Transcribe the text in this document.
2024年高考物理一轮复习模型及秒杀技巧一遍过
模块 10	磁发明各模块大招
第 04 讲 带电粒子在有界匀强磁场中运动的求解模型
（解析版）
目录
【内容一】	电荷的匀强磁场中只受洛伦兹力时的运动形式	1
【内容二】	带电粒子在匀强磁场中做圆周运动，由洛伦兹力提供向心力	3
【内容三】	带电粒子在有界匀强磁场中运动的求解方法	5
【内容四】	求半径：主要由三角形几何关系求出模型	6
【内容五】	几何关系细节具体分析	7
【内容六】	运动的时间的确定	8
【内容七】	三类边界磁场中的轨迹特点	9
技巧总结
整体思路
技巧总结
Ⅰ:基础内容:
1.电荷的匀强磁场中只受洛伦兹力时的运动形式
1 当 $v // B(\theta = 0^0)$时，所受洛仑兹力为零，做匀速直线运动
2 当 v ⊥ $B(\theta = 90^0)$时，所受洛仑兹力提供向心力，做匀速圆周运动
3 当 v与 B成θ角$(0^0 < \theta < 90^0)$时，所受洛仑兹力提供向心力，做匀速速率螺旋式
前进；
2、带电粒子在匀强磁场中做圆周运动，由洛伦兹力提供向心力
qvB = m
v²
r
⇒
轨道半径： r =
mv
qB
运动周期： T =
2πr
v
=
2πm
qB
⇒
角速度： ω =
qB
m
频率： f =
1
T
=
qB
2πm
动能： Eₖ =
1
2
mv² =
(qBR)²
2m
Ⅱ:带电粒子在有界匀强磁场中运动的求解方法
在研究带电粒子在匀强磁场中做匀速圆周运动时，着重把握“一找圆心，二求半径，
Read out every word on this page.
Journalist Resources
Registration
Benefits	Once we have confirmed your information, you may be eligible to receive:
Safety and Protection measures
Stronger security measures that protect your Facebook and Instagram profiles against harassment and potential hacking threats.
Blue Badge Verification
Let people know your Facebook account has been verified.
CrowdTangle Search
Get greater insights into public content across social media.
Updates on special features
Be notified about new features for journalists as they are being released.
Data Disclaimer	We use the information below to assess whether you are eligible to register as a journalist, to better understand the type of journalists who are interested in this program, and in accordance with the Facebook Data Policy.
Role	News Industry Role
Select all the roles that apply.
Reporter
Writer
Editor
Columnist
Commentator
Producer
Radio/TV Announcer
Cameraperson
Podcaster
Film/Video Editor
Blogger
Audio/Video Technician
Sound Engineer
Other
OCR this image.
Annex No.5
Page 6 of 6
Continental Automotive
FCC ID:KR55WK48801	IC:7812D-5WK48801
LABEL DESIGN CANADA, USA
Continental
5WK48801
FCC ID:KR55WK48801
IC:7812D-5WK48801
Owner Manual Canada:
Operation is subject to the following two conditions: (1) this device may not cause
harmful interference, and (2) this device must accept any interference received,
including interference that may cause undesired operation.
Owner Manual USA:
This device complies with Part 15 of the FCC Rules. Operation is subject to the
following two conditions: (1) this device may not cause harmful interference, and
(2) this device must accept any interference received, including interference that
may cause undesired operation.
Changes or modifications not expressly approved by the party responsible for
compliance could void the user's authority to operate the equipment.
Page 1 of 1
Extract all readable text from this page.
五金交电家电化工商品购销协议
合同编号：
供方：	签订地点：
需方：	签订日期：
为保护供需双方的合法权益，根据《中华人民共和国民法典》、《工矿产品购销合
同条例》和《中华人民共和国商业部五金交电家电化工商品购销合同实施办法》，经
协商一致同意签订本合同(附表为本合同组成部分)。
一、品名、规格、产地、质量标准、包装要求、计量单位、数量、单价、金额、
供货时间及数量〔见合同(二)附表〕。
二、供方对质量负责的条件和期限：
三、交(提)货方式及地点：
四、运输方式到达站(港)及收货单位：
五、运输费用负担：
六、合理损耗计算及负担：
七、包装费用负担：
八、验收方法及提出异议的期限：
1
——
CHALLENGE: Nothing but the lines from the one with "OCR this image." through the last line should be repeated, each exactly as it stands.

FINAL ANSWER:
OCR this image.
Annex No.5
Page 6 of 6
Continental Automotive
FCC ID:KR55WK48801	IC:7812D-5WK48801
LABEL DESIGN CANADA, USA
Continental
5WK48801
FCC ID:KR55WK48801
IC:7812D-5WK48801
Owner Manual Canada:
Operation is subject to the following two conditions: (1) this device may not cause
harmful interference, and (2) this device must accept any interference received,
including interference that may cause undesired operation.
Owner Manual USA:
This device complies with Part 15 of the FCC Rules. Operation is subject to the
following two conditions: (1) this device may not cause harmful interference, and
(2) this device must accept any interference received, including interference that
may cause undesired operation.
Changes or modifications not expressly approved by the party responsible for
compliance could void the user's authority to operate the equipment.
Page 1 of 1
Extract all readable text from this page.
五金交电家电化工商品购销协议
合同编号：
供方：	签订地点：
需方：	签订日期：
为保护供需双方的合法权益，根据《中华人民共和国民法典》、《工矿产品购销合
同条例》和《中华人民共和国商业部五金交电家电化工商品购销合同实施办法》，经
协商一致同意签订本合同(附表为本合同组成部分)。
一、品名、规格、产地、质量标准、包装要求、计量单位、数量、单价、金额、
供货时间及数量〔见合同(二)附表〕。
二、供方对质量负责的条件和期限：
三、交(提)货方式及地点：
四、运输方式到达站(港)及收货单位：
五、运输费用负担：
六、合理损耗计算及负担：
七、包装费用负担：
八、验收方法及提出异议的期限：
1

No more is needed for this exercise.